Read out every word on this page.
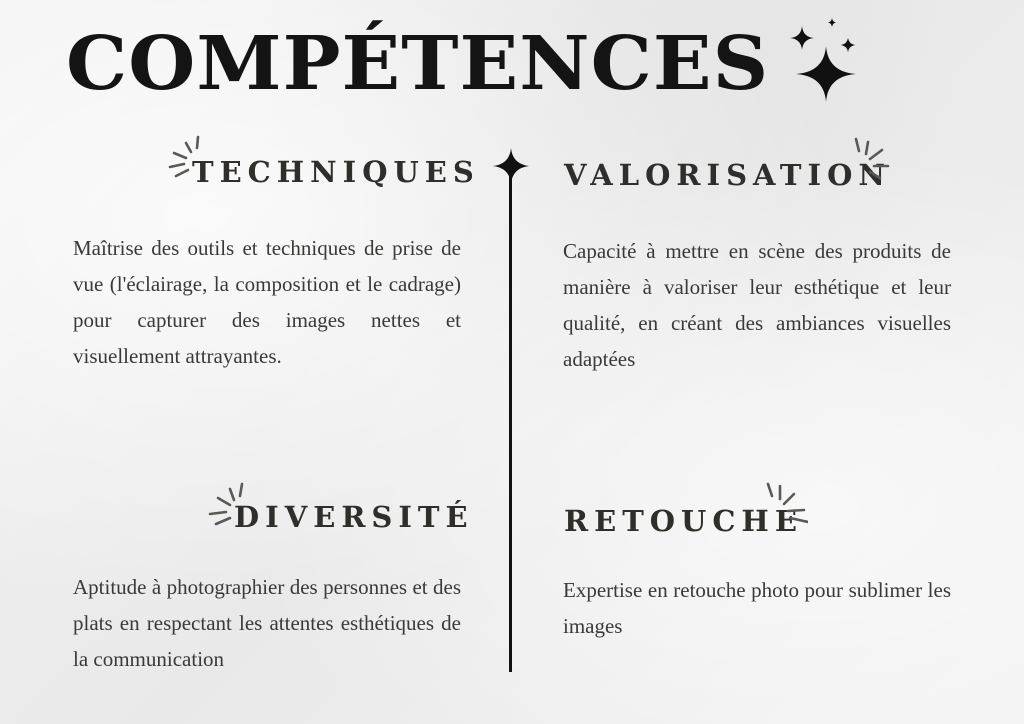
COMPÉTENCES
TECHNIQUES

Maîtrise des outils et techniques de prise de vue (l'éclairage, la composition et le cadrage) pour capturer des images nettes et visuellement attrayantes.

VALORISATION

Capacité à mettre en scène des produits de manière à valoriser leur esthétique et leur qualité, en créant des ambiances visuelles adaptées

DIVERSITÉ

Aptitude à photographier des personnes et des plats en respectant les attentes esthétiques de la communication

RETOUCHE

Expertise en retouche photo pour sublimer les images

• [STATED PROBLEM] Collect the lines of the records that include the string "images".

• [RESULT OF THIS TASK]
Maîtrise des outils et techniques de prise de vue (l'éclairage, la composition et le cadrage) pour capturer des images nettes et visuellement attrayantes.
Expertise en retouche photo pour sublimer les images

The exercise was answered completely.